**Exercise requirements**
Where the data below has the string "screenshot", return the whole line.

[Records from a collection]

------------

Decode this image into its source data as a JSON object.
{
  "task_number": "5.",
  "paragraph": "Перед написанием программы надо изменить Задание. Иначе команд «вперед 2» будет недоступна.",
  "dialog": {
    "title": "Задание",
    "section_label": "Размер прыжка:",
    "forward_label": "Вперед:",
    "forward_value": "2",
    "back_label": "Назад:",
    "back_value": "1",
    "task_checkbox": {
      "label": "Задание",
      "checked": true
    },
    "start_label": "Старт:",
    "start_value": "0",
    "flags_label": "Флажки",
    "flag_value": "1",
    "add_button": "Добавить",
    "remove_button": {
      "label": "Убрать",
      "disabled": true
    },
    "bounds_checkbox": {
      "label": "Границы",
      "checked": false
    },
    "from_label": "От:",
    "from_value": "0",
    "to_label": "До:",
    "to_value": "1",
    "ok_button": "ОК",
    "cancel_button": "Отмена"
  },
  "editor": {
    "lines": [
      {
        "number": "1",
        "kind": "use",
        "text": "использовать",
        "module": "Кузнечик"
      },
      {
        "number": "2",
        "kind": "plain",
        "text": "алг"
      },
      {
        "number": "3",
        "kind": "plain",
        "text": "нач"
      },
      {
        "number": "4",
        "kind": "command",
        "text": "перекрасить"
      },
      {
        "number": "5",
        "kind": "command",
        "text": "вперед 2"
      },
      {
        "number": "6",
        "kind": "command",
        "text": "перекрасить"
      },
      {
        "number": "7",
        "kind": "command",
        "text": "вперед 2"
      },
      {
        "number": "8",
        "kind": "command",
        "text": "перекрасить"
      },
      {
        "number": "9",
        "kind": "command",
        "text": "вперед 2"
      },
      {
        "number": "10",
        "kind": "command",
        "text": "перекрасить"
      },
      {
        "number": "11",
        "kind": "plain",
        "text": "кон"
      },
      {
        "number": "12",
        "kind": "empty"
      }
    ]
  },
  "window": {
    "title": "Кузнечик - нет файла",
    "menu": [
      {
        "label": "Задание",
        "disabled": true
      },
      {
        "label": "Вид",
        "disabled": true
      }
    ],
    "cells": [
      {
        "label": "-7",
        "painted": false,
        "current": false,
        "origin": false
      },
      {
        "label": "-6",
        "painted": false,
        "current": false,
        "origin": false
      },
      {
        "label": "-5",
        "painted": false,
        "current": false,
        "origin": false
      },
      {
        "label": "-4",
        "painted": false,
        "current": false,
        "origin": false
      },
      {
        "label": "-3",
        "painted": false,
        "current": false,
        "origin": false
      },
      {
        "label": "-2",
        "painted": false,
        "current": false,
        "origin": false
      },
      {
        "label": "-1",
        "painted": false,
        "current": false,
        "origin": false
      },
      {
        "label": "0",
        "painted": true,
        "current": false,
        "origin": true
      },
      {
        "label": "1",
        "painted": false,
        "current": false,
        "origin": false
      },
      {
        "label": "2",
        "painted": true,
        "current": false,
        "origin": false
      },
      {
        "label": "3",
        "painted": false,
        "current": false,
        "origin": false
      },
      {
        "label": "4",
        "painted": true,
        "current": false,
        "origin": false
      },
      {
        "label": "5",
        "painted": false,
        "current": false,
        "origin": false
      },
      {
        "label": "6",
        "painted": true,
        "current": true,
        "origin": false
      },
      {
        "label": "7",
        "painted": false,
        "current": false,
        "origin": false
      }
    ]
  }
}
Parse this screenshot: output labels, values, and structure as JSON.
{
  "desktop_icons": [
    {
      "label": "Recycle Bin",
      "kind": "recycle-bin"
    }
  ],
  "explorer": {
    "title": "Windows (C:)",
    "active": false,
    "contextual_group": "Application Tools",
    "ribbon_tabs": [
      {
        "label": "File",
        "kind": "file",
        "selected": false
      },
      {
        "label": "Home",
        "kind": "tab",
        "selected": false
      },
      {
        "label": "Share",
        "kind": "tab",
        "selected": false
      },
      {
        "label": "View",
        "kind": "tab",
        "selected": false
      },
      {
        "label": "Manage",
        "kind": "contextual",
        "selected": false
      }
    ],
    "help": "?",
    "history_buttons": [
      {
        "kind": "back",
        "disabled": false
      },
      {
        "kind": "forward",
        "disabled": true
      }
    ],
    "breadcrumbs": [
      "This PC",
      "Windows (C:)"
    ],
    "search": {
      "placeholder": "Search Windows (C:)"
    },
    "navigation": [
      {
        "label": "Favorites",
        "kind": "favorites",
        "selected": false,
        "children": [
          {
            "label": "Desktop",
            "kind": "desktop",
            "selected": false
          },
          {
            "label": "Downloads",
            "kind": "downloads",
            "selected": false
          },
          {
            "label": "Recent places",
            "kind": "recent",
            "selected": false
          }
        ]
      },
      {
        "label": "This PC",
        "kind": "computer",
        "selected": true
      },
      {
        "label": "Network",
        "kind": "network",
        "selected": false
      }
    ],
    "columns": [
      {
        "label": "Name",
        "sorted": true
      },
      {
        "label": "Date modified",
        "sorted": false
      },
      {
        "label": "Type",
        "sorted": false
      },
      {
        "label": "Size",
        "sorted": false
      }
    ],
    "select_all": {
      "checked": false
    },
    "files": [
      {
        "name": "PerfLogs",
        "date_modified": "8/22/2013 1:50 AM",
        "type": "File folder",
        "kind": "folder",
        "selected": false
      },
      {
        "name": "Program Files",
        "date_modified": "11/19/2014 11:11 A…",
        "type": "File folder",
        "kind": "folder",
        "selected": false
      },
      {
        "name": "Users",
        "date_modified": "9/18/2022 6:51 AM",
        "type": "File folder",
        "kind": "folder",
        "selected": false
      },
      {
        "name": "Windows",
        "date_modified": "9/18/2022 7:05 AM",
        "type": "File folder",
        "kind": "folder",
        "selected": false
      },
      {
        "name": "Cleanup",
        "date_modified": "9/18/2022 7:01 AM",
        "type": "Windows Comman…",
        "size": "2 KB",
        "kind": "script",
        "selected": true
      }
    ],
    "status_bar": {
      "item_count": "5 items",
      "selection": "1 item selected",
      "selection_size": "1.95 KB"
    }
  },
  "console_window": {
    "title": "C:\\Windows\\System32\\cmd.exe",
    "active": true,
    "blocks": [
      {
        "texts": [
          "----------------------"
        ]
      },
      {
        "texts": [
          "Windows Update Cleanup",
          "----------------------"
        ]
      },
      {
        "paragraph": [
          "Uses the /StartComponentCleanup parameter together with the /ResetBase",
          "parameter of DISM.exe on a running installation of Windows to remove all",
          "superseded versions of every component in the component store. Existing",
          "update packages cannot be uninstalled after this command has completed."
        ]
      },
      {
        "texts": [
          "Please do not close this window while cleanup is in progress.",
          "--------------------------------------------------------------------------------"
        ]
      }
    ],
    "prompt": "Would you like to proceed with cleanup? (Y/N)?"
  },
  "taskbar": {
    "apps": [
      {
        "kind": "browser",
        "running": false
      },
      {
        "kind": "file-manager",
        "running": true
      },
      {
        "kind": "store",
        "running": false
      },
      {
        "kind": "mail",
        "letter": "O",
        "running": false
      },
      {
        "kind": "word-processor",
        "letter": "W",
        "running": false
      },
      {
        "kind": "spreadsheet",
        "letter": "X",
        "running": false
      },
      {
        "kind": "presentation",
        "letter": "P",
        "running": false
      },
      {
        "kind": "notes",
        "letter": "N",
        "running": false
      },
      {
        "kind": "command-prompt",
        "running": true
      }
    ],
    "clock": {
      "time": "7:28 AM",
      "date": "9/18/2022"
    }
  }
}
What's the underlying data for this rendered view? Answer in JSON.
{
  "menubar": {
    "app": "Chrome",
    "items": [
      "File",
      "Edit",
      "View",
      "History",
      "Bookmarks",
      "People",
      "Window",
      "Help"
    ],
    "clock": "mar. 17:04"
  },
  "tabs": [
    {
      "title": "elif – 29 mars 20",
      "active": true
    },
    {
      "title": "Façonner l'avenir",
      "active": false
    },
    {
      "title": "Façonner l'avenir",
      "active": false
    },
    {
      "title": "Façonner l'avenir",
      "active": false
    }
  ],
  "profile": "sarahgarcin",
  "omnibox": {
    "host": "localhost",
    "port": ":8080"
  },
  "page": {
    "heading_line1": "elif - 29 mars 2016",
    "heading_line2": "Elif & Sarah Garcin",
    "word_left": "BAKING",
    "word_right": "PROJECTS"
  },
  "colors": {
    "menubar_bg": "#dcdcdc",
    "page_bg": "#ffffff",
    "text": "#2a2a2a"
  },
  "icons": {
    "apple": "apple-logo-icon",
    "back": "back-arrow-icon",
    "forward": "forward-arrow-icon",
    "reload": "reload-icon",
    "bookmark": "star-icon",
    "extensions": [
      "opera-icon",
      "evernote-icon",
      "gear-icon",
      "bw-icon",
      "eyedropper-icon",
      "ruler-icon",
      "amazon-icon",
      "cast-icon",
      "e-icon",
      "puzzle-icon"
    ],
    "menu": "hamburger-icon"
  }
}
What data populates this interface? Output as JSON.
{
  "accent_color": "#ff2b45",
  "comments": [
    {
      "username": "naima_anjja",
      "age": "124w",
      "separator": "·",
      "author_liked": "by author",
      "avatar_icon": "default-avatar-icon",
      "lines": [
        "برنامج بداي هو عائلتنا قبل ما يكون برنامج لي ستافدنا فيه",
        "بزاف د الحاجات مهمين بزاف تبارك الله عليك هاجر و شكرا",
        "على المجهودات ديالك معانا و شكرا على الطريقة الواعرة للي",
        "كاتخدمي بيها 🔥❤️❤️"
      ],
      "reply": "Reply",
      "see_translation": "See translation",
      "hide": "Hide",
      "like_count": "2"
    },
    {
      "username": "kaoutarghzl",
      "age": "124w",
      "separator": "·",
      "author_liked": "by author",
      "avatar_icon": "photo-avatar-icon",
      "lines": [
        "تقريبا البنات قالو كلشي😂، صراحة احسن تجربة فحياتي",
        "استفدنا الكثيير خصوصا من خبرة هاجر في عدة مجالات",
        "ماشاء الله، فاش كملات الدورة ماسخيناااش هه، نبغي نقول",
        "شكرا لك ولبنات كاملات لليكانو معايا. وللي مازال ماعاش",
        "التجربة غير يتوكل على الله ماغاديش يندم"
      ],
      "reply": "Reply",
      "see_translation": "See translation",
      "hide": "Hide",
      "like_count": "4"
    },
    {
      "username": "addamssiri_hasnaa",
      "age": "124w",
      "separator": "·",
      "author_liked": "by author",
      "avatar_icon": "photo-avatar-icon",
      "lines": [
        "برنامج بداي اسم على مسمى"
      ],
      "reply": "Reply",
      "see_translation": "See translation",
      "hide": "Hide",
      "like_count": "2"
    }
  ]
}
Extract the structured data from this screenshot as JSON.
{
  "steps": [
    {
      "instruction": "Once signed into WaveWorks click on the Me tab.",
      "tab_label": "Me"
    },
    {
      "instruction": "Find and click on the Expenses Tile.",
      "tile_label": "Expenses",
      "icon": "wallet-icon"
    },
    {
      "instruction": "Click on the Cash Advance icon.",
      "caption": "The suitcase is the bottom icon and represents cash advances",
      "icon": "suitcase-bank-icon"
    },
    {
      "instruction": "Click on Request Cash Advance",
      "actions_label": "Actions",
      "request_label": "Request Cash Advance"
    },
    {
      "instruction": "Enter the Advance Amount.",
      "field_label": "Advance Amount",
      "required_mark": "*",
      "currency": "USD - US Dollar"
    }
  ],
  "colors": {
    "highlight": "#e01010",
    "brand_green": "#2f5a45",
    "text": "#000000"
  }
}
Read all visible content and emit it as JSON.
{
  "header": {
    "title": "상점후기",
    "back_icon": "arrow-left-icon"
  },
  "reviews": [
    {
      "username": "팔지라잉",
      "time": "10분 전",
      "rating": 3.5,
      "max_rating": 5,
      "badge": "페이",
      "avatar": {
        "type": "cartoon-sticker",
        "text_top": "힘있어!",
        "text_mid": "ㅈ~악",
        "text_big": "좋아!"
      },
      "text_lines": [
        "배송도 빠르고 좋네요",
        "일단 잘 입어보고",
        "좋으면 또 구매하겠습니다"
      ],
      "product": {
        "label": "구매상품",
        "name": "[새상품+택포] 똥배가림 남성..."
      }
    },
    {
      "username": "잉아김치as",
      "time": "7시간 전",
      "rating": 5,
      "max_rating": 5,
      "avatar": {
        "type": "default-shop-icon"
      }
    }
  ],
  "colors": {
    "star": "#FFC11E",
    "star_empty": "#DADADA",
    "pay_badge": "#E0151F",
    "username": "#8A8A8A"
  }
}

------------

**Written reply**
Parse this screenshot: output labels, values, and structure as JSON.
Extract the structured data from this screenshot as JSON.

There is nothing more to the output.